**Material for this task:**
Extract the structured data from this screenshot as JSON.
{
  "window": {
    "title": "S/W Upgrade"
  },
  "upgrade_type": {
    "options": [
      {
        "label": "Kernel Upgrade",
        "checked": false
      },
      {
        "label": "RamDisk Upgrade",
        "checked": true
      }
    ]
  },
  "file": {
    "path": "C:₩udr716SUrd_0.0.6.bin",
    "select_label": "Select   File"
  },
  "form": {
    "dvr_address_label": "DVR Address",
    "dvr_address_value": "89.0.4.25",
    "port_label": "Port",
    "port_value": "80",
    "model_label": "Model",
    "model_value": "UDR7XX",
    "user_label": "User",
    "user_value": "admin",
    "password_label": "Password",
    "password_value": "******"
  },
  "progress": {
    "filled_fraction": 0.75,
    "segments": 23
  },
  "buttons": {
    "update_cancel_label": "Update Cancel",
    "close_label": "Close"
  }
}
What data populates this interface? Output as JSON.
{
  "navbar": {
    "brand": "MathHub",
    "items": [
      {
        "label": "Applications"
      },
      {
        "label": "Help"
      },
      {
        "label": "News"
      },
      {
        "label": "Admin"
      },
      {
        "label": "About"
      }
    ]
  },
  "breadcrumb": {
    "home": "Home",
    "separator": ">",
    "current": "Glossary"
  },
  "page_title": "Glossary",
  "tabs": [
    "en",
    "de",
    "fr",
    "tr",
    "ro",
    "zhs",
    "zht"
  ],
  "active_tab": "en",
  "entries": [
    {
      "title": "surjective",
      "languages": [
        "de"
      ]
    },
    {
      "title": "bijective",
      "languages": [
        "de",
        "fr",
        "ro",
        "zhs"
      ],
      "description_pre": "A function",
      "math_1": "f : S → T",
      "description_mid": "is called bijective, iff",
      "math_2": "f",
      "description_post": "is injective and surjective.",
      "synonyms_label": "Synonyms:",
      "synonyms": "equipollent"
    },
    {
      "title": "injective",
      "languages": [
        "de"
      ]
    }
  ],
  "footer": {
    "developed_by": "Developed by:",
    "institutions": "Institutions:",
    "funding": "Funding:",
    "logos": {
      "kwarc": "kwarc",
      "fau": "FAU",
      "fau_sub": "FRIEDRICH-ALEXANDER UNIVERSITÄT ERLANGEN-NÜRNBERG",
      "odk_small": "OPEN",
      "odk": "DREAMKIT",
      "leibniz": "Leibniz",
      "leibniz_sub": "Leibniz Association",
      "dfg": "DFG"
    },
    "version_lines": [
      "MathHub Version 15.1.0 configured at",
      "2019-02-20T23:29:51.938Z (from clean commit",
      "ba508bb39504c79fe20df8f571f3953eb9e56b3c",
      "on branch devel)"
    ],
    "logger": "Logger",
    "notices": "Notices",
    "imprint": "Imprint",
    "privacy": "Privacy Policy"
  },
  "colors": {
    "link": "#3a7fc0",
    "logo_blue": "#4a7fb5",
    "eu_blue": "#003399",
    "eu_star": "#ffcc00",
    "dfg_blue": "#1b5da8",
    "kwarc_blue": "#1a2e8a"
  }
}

**What you are asked to do:** Write out the data exactly as it stands.

**Solution for this problem:**
Extract the structured data from this screenshot as JSON.
{
  "window": {
    "title": "S/W Upgrade"
  },
  "upgrade_type": {
    "options": [
      {
        "label": "Kernel Upgrade",
        "checked": false
      },
      {
        "label": "RamDisk Upgrade",
        "checked": true
      }
    ]
  },
  "file": {
    "path": "C:₩udr716SUrd_0.0.6.bin",
    "select_label": "Select   File"
  },
  "form": {
    "dvr_address_label": "DVR Address",
    "dvr_address_value": "89.0.4.25",
    "port_label": "Port",
    "port_value": "80",
    "model_label": "Model",
    "model_value": "UDR7XX",
    "user_label": "User",
    "user_value": "admin",
    "password_label": "Password",
    "password_value": "******"
  },
  "progress": {
    "filled_fraction": 0.75,
    "segments": 23
  },
  "buttons": {
    "update_cancel_label": "Update Cancel",
    "close_label": "Close"
  }
}
What data populates this interface? Output as JSON.
{
  "navbar": {
    "brand": "MathHub",
    "items": [
      {
        "label": "Applications"
      },
      {
        "label": "Help"
      },
      {
        "label": "News"
      },
      {
        "label": "Admin"
      },
      {
        "label": "About"
      }
    ]
  },
  "breadcrumb": {
    "home": "Home",
    "separator": ">",
    "current": "Glossary"
  },
  "page_title": "Glossary",
  "tabs": [
    "en",
    "de",
    "fr",
    "tr",
    "ro",
    "zhs",
    "zht"
  ],
  "active_tab": "en",
  "entries": [
    {
      "title": "surjective",
      "languages": [
        "de"
      ]
    },
    {
      "title": "bijective",
      "languages": [
        "de",
        "fr",
        "ro",
        "zhs"
      ],
      "description_pre": "A function",
      "math_1": "f : S → T",
      "description_mid": "is called bijective, iff",
      "math_2": "f",
      "description_post": "is injective and surjective.",
      "synonyms_label": "Synonyms:",
      "synonyms": "equipollent"
    },
    {
      "title": "injective",
      "languages": [
        "de"
      ]
    }
  ],
  "footer": {
    "developed_by": "Developed by:",
    "institutions": "Institutions:",
    "funding": "Funding:",
    "logos": {
      "kwarc": "kwarc",
      "fau": "FAU",
      "fau_sub": "FRIEDRICH-ALEXANDER UNIVERSITÄT ERLANGEN-NÜRNBERG",
      "odk_small": "OPEN",
      "odk": "DREAMKIT",
      "leibniz": "Leibniz",
      "leibniz_sub": "Leibniz Association",
      "dfg": "DFG"
    },
    "version_lines": [
      "MathHub Version 15.1.0 configured at",
      "2019-02-20T23:29:51.938Z (from clean commit",
      "ba508bb39504c79fe20df8f571f3953eb9e56b3c",
      "on branch devel)"
    ],
    "logger": "Logger",
    "notices": "Notices",
    "imprint": "Imprint",
    "privacy": "Privacy Policy"
  },
  "colors": {
    "link": "#3a7fc0",
    "logo_blue": "#4a7fb5",
    "eu_blue": "#003399",
    "eu_star": "#ffcc00",
    "dfg_blue": "#1b5da8",
    "kwarc_blue": "#1a2e8a"
  }
}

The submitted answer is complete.